Südkoreas Präsident Lee Jae-myung bezeichnete die Razzia als «verstörenden Vorfall», der zukünftige Investitionen südkoreanischer Unternehmen in den USA gefährden könnte. Angesichts der Festnahmen müssten sich die Firmen fragen, «ob der Bau einer Fabrik in den Vereinigten Staaten die damit verbundenen Risiken überhaupt rechtfertigt», so Lee.
Offenbar als Reaktion auf die Kritik erklärte US-Präsident Donald Trump am Sonntag, ausländische Fachkräfte seien in den USA «willkommen» und er habe nicht die Absicht, Investoren «zu verschrecken». Im Wahlkampf hatte Trump allerdings angekündigt, rigoros gegen Einwanderer ohne gültige Aufenthaltserlaubnis vorzugehen und Millionen Menschen ohne Papiere abzuschieben. Seit seinem Amtsantritt führt die Einwanderungs- und Zollbehörde ICE landesweit Razzien durch, bei denen vermummte Beamte Migranten festnehmen – ein Vorgehen, das innenpolitisch höchst umstritten ist.

.....

ARBEITSANWEISUNG 1 = Tippe die Einträge von ihrem Anfang bis einschließlich der Zeile mit „bar bbox=[892, 288, 900, 352]“ originalgetreu ab.
Die Einträge haben mit dem Text nichts zu tun.

.....

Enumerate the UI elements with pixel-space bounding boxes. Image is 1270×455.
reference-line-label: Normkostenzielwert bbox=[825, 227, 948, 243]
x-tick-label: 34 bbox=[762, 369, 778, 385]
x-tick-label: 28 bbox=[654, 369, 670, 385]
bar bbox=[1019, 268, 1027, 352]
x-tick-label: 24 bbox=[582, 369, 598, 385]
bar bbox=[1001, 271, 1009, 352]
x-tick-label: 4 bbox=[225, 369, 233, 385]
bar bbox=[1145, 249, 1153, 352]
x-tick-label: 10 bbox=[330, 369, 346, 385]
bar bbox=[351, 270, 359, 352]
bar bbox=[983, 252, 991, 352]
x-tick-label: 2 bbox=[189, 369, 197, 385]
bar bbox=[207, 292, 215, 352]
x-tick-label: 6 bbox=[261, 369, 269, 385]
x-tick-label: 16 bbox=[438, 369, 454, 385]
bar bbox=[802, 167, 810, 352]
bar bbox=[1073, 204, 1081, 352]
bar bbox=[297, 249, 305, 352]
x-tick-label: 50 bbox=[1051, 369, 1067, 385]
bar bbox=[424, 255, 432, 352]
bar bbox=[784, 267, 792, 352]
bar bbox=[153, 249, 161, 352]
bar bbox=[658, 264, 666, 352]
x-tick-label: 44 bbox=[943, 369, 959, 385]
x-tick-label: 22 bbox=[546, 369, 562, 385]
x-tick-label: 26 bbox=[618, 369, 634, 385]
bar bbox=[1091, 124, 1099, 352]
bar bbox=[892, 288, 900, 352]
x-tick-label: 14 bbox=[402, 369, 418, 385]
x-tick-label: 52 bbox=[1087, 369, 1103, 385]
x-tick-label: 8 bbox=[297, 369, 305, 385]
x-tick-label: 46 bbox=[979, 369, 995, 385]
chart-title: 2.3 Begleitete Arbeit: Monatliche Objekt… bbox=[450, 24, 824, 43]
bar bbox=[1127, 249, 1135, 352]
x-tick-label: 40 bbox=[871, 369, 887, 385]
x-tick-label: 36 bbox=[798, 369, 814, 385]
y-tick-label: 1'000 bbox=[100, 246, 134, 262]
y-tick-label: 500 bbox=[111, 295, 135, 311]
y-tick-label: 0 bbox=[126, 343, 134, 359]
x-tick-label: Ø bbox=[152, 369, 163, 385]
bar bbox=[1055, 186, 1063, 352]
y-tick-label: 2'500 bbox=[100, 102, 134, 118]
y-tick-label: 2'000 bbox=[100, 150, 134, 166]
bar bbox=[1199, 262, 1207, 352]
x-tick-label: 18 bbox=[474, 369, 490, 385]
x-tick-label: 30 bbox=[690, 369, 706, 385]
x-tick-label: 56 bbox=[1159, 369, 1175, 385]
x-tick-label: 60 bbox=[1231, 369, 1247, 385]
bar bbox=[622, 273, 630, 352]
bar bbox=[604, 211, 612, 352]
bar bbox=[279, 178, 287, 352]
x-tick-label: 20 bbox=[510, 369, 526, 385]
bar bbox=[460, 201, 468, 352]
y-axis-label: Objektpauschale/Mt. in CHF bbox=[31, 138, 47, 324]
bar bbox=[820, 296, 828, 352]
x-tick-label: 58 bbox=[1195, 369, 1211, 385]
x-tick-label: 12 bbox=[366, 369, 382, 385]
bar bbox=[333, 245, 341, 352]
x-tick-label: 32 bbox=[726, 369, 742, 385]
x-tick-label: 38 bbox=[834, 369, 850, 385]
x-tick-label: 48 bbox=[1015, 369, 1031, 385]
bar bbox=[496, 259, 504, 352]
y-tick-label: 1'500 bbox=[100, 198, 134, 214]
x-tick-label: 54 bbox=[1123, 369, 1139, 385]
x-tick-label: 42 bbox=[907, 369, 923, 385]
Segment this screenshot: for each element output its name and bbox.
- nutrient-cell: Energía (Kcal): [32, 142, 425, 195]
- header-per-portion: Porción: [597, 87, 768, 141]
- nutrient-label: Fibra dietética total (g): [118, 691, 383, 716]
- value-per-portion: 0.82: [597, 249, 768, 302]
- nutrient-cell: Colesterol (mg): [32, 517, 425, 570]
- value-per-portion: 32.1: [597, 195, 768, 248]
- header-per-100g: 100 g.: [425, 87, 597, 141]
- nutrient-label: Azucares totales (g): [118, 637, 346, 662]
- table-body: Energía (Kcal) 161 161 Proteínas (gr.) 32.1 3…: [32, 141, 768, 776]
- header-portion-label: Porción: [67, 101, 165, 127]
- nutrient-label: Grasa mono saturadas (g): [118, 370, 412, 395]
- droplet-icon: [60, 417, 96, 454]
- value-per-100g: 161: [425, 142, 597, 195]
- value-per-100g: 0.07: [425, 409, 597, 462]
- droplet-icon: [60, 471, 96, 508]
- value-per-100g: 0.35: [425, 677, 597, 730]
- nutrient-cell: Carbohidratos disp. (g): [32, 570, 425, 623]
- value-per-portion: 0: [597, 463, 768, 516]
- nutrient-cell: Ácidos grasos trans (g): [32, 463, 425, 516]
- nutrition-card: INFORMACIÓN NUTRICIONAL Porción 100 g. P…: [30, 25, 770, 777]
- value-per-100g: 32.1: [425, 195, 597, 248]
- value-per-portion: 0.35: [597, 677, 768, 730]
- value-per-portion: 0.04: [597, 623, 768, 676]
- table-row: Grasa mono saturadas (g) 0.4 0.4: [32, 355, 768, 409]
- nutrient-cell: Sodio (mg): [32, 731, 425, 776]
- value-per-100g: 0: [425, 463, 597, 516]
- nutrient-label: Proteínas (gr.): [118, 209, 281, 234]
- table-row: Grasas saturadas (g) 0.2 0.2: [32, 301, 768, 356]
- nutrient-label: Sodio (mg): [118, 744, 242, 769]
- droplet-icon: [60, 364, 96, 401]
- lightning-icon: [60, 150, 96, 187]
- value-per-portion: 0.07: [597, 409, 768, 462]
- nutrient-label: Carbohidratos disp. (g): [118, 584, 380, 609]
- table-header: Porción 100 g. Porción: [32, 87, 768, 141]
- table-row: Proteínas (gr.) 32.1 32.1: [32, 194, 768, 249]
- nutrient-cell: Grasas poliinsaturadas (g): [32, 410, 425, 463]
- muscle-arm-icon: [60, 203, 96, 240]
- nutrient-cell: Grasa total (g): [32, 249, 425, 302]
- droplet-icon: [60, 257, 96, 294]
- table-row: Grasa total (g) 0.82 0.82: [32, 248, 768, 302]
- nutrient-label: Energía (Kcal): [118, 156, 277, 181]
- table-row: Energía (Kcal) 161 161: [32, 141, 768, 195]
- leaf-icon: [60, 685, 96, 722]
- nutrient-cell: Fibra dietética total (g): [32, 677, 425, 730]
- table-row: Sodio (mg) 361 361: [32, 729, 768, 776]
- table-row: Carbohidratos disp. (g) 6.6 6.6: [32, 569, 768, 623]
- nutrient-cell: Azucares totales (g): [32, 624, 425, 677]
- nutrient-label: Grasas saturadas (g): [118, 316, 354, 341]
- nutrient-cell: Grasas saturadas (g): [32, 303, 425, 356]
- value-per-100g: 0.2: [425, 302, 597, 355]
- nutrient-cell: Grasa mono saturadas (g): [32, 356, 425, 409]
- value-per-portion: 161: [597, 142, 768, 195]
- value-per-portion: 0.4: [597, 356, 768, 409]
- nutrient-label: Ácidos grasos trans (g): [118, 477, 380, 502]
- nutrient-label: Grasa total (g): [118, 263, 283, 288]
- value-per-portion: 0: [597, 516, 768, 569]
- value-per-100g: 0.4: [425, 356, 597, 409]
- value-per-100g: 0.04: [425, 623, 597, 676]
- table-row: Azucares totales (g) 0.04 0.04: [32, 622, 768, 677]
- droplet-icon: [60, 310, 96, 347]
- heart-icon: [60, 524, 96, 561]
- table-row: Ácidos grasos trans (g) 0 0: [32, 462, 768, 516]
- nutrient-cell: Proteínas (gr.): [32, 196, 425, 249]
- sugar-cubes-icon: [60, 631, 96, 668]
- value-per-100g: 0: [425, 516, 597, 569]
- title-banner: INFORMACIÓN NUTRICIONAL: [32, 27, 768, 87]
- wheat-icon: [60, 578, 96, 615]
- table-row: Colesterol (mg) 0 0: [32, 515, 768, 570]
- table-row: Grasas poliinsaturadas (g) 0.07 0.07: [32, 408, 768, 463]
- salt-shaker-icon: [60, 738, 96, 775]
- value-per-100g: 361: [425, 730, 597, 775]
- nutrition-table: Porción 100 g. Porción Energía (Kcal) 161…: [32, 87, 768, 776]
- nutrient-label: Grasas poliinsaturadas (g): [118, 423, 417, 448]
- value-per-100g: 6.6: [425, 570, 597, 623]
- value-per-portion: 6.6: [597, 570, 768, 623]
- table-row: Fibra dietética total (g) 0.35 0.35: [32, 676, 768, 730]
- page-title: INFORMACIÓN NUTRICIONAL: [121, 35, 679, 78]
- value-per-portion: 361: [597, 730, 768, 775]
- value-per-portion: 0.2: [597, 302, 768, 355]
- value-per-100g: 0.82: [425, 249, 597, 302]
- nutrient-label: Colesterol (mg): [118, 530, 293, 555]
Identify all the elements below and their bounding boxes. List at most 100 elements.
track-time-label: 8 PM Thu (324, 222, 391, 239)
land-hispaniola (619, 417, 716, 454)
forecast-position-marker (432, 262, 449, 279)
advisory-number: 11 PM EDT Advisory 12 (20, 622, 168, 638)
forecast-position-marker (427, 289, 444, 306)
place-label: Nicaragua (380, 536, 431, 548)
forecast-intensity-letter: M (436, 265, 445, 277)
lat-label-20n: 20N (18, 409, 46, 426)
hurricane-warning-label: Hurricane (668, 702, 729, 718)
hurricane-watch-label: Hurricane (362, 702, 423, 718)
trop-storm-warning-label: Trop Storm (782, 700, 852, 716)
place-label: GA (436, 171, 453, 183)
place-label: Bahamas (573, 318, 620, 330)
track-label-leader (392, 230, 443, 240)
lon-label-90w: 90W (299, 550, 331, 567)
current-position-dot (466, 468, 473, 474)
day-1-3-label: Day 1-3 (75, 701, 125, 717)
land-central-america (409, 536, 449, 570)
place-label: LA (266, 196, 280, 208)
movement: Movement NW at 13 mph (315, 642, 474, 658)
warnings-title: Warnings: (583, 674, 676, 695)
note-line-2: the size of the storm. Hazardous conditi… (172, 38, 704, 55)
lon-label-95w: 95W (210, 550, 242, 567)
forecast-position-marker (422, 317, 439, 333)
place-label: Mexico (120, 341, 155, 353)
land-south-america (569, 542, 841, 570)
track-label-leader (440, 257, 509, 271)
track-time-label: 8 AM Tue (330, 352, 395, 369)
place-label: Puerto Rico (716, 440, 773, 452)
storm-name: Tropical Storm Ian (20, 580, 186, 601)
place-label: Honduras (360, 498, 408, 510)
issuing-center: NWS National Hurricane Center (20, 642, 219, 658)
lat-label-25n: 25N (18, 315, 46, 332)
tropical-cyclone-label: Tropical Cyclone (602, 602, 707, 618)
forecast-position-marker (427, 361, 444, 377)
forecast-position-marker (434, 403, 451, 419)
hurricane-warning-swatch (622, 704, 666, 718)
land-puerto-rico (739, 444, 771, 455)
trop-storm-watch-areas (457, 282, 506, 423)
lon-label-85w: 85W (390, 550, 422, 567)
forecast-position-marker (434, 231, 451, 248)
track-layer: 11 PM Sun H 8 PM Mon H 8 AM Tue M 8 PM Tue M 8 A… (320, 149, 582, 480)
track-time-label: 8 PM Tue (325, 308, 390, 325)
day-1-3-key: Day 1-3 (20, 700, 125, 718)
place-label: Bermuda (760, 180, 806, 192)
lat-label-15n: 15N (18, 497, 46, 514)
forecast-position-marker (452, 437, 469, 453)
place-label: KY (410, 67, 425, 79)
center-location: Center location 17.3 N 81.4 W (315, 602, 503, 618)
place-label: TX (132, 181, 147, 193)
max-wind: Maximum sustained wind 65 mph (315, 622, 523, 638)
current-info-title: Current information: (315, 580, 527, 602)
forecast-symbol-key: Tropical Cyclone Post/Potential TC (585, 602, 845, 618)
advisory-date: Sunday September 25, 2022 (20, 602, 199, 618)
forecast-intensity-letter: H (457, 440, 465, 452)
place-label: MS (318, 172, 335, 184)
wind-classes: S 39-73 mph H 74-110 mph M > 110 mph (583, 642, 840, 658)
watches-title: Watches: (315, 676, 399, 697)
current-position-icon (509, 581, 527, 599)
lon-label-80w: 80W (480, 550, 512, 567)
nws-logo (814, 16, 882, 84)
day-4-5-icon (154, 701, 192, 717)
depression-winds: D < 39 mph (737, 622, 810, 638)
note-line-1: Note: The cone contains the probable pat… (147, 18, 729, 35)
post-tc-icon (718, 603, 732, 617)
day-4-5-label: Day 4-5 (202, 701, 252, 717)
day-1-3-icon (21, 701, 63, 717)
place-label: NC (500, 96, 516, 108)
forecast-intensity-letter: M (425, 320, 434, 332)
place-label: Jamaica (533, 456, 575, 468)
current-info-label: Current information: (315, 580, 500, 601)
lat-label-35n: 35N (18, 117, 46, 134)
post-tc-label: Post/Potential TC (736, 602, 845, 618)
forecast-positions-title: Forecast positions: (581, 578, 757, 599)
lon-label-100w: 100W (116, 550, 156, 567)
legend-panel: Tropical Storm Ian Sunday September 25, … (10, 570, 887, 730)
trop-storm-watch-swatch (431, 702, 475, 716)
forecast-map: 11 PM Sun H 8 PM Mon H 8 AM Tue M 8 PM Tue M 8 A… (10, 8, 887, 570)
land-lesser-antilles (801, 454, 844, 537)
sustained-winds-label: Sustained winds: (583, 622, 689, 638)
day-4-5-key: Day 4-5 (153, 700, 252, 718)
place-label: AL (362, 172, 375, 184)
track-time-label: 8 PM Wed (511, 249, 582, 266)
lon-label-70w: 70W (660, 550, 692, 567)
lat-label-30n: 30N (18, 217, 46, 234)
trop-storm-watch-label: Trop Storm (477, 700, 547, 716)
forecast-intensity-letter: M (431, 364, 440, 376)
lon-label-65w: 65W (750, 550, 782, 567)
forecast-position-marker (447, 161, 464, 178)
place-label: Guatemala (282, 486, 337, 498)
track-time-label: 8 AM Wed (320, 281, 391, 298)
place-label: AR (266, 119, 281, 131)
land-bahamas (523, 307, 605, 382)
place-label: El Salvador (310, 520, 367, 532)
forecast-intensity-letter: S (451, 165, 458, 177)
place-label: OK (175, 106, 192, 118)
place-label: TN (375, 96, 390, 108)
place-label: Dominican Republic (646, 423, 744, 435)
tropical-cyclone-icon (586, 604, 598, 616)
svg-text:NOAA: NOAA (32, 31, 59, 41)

.....

ARBEITSANWEISUNG 2 = Wie bezeichnete Südkoreas Präsident Lee Jae-myung die Razzia laut dem vorgegebenen Text?

VOLLSTÄNDIGE AUSGABE 1 =
Enumerate the UI elements with pixel-space bounding boxes. Image is 1270×455.
reference-line-label: Normkostenzielwert bbox=[825, 227, 948, 243]
x-tick-label: 34 bbox=[762, 369, 778, 385]
x-tick-label: 28 bbox=[654, 369, 670, 385]
bar bbox=[1019, 268, 1027, 352]
x-tick-label: 24 bbox=[582, 369, 598, 385]
bar bbox=[1001, 271, 1009, 352]
x-tick-label: 4 bbox=[225, 369, 233, 385]
bar bbox=[1145, 249, 1153, 352]
x-tick-label: 10 bbox=[330, 369, 346, 385]
bar bbox=[351, 270, 359, 352]
bar bbox=[983, 252, 991, 352]
x-tick-label: 2 bbox=[189, 369, 197, 385]
bar bbox=[207, 292, 215, 352]
x-tick-label: 6 bbox=[261, 369, 269, 385]
x-tick-label: 16 bbox=[438, 369, 454, 385]
bar bbox=[802, 167, 810, 352]
bar bbox=[1073, 204, 1081, 352]
bar bbox=[297, 249, 305, 352]
x-tick-label: 50 bbox=[1051, 369, 1067, 385]
bar bbox=[424, 255, 432, 352]
bar bbox=[784, 267, 792, 352]
bar bbox=[153, 249, 161, 352]
bar bbox=[658, 264, 666, 352]
x-tick-label: 44 bbox=[943, 369, 959, 385]
x-tick-label: 22 bbox=[546, 369, 562, 385]
x-tick-label: 26 bbox=[618, 369, 634, 385]
bar bbox=[1091, 124, 1099, 352]
bar bbox=[892, 288, 900, 352]

VOLLSTÄNDIGE AUSGABE 2 = Als «verstörenden Vorfall».